| Given data |
** begin **

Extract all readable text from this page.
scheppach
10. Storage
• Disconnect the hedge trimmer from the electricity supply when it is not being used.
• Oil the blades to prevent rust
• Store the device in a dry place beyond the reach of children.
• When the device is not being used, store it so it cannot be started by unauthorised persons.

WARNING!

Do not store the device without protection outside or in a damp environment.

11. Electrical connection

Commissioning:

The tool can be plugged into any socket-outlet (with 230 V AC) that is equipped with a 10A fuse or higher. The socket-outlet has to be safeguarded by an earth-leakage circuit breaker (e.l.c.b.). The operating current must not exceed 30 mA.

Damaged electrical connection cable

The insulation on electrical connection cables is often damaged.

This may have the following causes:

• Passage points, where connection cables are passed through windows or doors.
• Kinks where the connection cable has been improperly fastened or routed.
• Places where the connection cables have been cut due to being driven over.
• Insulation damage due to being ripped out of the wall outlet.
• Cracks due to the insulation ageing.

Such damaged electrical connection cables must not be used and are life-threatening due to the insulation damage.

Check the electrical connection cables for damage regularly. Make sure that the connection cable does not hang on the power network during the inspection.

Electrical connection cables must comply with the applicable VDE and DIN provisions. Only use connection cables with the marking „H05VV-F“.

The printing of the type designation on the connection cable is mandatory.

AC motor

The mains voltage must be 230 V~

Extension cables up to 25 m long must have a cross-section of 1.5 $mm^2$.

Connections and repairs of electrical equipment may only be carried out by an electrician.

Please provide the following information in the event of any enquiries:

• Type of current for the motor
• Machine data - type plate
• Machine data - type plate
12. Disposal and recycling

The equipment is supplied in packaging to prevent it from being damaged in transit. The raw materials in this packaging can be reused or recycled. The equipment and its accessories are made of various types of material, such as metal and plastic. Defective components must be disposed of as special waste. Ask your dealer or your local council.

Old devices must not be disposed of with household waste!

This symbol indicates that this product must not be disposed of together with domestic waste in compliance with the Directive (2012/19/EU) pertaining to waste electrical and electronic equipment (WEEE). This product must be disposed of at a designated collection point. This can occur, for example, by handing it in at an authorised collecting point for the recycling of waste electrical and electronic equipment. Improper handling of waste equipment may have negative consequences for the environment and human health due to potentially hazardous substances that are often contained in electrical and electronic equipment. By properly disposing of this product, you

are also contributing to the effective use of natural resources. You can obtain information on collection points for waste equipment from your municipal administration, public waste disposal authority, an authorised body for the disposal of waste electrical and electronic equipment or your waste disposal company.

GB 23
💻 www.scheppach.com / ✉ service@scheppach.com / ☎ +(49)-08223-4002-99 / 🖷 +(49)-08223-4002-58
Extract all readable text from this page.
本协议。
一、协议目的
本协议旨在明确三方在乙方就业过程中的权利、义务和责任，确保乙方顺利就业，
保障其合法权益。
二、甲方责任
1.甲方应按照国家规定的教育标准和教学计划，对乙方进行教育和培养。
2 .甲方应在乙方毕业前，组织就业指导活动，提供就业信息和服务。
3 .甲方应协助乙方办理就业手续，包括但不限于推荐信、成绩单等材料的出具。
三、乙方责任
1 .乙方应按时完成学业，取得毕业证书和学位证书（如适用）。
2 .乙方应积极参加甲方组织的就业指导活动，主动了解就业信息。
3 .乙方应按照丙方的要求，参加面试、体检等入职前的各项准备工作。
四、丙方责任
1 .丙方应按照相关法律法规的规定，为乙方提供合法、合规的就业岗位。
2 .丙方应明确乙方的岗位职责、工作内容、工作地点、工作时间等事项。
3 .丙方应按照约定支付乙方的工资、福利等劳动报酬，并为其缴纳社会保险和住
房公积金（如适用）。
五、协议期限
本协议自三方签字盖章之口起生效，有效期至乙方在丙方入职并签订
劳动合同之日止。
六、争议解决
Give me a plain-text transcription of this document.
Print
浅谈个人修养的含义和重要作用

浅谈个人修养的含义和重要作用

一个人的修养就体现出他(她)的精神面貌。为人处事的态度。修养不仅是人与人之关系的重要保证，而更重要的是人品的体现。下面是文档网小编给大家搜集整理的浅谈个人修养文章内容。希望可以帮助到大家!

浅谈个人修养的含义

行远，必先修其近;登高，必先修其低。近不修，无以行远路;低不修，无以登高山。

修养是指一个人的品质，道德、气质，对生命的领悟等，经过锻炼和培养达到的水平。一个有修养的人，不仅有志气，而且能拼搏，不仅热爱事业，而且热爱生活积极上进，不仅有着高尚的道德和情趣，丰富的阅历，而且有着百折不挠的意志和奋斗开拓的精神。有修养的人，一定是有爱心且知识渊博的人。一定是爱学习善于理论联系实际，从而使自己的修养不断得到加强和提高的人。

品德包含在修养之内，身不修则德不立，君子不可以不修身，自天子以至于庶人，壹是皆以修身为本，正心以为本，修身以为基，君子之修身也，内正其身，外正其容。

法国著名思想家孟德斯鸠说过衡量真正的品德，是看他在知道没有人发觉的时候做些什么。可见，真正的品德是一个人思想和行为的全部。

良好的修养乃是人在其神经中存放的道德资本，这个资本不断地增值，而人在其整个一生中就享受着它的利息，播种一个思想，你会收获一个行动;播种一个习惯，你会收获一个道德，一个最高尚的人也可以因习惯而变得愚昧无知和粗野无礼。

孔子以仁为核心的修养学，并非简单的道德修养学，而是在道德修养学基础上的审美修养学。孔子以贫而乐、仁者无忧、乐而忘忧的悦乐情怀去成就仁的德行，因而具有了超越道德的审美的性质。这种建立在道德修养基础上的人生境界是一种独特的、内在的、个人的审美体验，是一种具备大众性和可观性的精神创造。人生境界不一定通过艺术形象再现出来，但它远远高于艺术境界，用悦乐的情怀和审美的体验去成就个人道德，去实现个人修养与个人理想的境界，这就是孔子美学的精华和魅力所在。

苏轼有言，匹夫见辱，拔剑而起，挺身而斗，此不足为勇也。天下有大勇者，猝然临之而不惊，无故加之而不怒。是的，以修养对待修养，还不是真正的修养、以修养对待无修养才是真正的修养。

** end **

| Problem to work on |
Where a line in the material contains "prevent", copy that line.

| Task response |
• Oil the blades to prevent rust
The equipment is supplied in packaging to prevent it from being damaged in transit. The raw materials in this packaging can be reused or recycled. The equipment and its accessories are made of various types of material, such as metal and plastic. Defective components must be disposed of as special waste. Ask your dealer or your local council.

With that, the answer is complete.